▸ **OBJECTIVE**
Look through the data below. Collect every line where the word "mama" occurs.

*** EXERCISE INPUT ***

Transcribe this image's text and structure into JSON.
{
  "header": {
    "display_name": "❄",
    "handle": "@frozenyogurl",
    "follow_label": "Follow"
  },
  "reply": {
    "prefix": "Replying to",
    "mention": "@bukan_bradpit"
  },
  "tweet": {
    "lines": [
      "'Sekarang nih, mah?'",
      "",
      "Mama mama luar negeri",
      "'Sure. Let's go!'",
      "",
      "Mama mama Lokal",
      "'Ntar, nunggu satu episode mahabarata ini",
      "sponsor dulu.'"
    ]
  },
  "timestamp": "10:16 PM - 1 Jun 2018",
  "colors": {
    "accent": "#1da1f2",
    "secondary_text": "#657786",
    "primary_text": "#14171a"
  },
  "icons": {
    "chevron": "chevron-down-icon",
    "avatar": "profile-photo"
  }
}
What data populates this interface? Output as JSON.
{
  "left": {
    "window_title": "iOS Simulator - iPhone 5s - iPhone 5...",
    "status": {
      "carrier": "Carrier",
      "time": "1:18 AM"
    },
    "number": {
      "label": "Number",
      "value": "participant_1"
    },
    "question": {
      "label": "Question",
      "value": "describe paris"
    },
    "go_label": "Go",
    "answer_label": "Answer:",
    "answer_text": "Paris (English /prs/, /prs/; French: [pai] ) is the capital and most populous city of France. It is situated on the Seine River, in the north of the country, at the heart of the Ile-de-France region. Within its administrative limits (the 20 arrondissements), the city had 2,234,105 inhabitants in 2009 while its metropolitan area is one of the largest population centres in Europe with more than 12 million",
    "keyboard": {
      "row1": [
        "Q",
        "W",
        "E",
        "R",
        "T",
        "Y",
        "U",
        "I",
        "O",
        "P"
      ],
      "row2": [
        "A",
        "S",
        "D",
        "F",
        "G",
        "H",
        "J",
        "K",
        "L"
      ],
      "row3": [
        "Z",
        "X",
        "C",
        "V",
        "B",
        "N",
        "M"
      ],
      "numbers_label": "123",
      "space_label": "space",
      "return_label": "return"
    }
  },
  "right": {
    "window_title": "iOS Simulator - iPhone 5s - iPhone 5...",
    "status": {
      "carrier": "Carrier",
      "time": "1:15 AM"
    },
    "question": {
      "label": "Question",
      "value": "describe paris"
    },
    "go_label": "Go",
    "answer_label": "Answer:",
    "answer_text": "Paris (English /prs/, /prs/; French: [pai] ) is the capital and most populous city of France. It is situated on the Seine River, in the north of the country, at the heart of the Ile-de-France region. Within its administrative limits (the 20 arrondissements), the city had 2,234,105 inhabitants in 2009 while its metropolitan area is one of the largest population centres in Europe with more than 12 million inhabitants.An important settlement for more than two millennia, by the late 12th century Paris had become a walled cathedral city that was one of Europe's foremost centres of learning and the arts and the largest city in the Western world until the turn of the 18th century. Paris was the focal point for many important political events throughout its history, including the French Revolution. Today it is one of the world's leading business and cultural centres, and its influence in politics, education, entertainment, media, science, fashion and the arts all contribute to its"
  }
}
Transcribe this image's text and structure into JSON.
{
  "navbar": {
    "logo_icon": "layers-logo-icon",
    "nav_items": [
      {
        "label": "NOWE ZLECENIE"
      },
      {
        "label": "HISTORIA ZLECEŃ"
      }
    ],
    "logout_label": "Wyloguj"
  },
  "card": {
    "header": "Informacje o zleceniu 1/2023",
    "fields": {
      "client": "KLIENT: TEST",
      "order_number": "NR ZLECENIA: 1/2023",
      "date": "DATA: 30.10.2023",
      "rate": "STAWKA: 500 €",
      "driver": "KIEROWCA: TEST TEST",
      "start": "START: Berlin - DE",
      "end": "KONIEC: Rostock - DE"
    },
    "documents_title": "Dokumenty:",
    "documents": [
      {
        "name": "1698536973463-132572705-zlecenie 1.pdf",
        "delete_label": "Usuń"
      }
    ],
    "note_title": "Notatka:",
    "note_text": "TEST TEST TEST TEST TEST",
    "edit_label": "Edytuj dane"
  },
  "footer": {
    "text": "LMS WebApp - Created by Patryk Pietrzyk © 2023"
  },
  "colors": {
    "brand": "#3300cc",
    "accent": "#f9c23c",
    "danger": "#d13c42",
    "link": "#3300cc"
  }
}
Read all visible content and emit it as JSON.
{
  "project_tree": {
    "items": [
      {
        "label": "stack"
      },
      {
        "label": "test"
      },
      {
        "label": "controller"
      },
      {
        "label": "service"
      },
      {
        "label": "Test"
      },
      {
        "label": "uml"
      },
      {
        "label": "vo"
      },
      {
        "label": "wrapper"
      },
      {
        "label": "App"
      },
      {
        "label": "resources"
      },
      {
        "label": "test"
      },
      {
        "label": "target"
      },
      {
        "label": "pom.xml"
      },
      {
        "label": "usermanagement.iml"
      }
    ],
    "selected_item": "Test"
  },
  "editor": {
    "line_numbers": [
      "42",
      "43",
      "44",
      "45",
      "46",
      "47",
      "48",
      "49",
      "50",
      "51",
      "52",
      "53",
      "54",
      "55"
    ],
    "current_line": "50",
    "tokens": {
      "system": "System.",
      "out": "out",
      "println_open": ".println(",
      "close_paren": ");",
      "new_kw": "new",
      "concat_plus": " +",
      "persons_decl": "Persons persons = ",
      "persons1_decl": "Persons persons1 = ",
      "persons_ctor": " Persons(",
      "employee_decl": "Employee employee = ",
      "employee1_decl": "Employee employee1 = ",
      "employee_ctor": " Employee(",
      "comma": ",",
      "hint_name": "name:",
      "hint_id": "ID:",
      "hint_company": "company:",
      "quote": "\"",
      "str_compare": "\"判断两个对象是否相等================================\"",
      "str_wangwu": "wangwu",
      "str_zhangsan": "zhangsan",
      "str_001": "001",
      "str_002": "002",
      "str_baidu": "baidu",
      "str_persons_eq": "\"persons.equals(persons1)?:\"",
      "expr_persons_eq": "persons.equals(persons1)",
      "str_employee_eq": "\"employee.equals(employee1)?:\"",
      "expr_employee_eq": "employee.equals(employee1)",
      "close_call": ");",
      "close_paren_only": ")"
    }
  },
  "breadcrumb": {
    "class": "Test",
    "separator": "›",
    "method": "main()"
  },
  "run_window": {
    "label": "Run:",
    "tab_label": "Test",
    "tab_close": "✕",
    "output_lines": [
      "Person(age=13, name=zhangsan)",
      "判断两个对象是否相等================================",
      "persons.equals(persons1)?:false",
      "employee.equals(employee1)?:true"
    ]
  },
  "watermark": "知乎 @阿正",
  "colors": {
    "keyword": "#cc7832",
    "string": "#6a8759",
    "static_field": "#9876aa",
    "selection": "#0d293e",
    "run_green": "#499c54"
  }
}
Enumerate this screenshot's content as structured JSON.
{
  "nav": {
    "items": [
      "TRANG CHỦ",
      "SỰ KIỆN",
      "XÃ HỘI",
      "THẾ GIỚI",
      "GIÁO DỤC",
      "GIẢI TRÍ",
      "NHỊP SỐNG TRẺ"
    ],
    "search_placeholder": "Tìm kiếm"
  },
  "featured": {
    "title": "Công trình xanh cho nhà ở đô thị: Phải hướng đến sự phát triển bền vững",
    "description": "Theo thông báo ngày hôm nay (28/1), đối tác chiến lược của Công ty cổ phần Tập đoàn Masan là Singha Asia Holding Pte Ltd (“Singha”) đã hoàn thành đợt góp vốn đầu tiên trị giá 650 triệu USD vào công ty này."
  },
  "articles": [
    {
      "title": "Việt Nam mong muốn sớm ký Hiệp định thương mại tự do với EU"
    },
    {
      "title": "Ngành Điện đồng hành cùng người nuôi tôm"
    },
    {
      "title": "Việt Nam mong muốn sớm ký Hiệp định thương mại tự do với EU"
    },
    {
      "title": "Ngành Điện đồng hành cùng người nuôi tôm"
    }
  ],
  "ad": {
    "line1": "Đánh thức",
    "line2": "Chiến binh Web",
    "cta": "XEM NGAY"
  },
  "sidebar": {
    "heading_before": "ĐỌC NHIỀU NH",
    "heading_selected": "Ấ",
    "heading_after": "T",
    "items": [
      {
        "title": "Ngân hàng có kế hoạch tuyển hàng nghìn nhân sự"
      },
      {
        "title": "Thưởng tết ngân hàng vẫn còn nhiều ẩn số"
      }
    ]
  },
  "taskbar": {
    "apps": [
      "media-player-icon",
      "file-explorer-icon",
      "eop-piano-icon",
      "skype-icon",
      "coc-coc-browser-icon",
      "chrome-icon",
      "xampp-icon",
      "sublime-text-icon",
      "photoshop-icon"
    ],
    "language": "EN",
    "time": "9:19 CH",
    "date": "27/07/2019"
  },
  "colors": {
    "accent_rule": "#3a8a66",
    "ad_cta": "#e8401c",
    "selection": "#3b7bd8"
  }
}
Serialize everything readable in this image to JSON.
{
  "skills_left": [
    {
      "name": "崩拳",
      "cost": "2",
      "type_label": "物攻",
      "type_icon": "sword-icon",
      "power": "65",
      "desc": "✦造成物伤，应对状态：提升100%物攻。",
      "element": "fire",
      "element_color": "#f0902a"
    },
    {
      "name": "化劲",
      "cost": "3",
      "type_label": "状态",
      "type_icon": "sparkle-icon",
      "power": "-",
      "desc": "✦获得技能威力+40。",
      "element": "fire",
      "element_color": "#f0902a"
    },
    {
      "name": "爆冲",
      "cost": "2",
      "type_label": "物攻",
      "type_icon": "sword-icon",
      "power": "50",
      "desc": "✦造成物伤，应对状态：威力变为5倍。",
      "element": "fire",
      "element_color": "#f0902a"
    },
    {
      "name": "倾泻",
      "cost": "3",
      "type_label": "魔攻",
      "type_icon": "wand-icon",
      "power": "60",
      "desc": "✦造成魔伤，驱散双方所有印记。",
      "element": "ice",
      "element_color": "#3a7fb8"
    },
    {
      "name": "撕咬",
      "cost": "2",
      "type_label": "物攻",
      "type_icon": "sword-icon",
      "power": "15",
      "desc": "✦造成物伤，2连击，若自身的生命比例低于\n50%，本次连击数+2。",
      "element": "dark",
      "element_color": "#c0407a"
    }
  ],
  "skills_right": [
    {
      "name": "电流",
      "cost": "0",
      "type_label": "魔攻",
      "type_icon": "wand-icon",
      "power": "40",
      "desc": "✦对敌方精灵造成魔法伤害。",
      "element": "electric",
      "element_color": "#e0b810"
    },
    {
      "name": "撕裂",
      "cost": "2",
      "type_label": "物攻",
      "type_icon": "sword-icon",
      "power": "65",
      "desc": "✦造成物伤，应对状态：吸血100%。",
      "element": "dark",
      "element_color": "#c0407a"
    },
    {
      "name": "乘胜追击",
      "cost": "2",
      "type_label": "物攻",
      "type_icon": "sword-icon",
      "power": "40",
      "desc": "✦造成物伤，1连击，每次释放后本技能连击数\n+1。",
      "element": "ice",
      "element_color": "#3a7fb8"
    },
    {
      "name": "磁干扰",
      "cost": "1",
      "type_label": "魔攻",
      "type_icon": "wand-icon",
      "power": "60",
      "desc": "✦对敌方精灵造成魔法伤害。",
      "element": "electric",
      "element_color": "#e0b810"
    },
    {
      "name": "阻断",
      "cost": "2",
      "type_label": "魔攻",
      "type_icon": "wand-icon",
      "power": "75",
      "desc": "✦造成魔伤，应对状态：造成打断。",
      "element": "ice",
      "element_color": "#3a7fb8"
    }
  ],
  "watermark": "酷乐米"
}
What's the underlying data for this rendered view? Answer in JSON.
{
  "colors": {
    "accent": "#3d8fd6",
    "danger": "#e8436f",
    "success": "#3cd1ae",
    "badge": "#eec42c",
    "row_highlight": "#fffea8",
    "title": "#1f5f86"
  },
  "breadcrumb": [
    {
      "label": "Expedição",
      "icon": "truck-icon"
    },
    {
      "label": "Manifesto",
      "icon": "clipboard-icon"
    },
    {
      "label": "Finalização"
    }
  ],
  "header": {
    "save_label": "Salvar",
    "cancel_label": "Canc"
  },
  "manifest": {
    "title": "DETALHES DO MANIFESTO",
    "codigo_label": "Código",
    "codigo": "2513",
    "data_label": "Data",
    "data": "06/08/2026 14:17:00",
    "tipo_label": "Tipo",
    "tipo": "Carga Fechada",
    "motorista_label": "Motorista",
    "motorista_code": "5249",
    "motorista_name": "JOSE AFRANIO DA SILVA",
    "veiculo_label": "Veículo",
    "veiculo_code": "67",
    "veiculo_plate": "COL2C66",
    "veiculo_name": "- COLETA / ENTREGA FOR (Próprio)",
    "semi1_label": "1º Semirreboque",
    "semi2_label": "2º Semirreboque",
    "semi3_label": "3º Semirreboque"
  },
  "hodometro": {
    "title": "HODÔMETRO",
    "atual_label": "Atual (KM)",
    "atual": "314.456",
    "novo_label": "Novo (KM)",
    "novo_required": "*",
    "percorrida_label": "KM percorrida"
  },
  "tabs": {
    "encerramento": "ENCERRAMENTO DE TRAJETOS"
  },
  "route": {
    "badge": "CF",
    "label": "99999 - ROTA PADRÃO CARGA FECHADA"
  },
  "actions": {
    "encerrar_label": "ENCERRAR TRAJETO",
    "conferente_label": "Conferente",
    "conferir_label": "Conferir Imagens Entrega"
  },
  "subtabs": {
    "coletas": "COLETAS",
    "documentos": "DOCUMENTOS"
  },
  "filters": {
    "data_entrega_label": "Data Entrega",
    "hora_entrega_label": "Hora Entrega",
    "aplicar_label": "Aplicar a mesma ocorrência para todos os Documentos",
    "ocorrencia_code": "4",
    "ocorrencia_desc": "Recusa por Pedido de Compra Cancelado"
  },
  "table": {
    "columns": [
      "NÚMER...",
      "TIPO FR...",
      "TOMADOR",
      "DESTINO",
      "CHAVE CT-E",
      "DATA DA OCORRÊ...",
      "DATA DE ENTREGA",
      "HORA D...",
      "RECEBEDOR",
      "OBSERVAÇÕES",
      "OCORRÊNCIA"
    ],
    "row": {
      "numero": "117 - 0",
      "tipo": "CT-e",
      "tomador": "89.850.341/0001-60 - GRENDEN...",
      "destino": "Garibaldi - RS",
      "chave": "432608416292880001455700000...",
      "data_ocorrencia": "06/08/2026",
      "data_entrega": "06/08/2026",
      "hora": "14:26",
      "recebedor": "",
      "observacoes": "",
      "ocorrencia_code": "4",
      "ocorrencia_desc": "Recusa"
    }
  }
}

***

▸ **SOLUTION**
      "Mama mama luar negeri",
      "Mama mama Lokal",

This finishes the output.